**Page**
.....

Flight Lieutenant Charles Lockyear, 34, and Master Aircrew Bob Sunderland, 44, were awarded for their courage in the Operational Honours list.
The extraordinary efforts of the pair, who are both based with 18(B) Squadron at RAF Odiham, were revealed during a ceremony in London last night.
Flt Lt Lockyear, the Chinook’s captain, was given the Distinguished Flying Cross, while MACR Sunderland was awarded a Mention in Despatches.
The crew was inserting British forces into a high-threat area of Afghanistan on May 5 last year when they came under fire from nearby insurgents.
Flying shrapnel wounded MACR Sunderland, leaving him bleeding from the groin, while further rounds disabled the aircraft’s radio and intercom systems.
With a hail of bullets hitting the Chinook, Flt Lt Lockyear was forced to abort the landing and move the helicopter away from the enemy fire.

.....

**Required task 1**
Return every line in the listing below that contains the word "gaps".

**Information provided**
.....

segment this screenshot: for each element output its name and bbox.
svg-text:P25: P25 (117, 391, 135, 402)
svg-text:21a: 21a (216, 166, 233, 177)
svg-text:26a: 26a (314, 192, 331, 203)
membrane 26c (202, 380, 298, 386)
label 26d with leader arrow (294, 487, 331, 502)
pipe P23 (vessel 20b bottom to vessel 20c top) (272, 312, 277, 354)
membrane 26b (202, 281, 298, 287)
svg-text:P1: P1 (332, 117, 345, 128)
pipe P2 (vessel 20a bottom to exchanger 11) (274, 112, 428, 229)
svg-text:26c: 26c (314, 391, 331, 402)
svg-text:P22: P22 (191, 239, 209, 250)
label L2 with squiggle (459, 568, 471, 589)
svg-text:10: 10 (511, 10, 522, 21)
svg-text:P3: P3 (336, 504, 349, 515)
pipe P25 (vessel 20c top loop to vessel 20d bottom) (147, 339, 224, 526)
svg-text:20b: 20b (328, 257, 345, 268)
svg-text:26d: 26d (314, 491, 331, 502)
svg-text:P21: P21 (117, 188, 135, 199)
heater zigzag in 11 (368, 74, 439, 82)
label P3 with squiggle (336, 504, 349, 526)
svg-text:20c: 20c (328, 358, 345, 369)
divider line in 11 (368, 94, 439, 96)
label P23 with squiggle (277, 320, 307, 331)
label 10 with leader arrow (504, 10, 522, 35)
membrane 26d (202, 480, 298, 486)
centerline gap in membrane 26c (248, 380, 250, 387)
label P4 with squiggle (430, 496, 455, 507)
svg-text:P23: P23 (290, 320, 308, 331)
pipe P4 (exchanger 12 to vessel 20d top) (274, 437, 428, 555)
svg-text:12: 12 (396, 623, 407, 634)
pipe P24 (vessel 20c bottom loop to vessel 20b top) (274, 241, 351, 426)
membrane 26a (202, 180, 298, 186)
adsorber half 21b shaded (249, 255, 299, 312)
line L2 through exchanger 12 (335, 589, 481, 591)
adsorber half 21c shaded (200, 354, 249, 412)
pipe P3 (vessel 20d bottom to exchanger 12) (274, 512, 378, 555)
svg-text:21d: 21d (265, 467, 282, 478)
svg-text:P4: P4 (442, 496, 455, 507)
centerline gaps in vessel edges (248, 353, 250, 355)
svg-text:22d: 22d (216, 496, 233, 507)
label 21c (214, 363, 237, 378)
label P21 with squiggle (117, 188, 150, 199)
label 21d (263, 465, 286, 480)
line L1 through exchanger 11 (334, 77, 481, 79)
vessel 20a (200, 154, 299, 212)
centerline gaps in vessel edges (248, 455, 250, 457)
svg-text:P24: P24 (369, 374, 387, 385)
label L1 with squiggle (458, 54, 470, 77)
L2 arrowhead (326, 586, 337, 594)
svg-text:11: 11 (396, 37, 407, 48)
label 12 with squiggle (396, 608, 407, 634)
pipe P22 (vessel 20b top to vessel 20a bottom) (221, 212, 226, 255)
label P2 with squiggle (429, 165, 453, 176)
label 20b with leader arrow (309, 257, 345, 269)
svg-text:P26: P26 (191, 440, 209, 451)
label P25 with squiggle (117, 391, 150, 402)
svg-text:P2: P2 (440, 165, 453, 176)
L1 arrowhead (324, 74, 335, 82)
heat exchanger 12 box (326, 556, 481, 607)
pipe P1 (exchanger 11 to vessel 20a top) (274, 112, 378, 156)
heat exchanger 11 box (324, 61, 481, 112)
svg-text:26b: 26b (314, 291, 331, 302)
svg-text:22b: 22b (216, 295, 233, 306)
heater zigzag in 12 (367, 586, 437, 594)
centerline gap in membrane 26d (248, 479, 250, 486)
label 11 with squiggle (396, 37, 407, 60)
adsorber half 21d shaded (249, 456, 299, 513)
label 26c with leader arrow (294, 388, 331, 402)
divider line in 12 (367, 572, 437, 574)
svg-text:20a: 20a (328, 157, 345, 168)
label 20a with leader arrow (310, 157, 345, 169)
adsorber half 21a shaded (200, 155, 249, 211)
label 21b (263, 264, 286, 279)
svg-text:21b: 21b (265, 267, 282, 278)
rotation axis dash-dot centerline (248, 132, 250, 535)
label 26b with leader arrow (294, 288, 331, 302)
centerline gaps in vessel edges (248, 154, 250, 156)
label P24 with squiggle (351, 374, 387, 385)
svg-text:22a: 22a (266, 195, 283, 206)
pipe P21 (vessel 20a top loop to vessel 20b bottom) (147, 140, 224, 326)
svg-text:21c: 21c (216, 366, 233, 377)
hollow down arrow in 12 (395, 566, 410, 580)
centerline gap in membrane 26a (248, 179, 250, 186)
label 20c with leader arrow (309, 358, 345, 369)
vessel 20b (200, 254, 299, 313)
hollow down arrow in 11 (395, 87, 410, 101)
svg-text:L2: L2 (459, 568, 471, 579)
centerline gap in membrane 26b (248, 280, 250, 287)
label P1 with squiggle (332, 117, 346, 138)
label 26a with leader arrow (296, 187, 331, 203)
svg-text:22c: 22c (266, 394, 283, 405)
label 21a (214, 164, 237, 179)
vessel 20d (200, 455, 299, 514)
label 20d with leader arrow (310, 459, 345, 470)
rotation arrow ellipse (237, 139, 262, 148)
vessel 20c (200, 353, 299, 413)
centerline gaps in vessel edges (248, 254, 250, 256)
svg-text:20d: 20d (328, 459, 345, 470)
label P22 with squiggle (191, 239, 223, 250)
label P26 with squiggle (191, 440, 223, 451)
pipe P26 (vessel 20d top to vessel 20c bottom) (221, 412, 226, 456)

.....

**Required task 2**
From the article on the Chinook crew's honours, reproduce the stretch from "The extraordinary efforts" through "from nearby insurgents.".

**Expected output 1**
centerline gaps in vessel edges (248, 353, 250, 355)
centerline gaps in vessel edges (248, 455, 250, 457)
centerline gaps in vessel edges (248, 154, 250, 156)
centerline gaps in vessel edges (248, 254, 250, 256)

**Expected output 2**
The extraordinary efforts of the pair, who are both based with 18(B) Squadron at RAF Odiham, were revealed during a ceremony in London last night.
Flt Lt Lockyear, the Chinook’s captain, was given the Distinguished Flying Cross, while MACR Sunderland was awarded a Mention in Despatches.
The crew was inserting British forces into a high-threat area of Afghanistan on May 5 last year when they came under fire from nearby insurgents.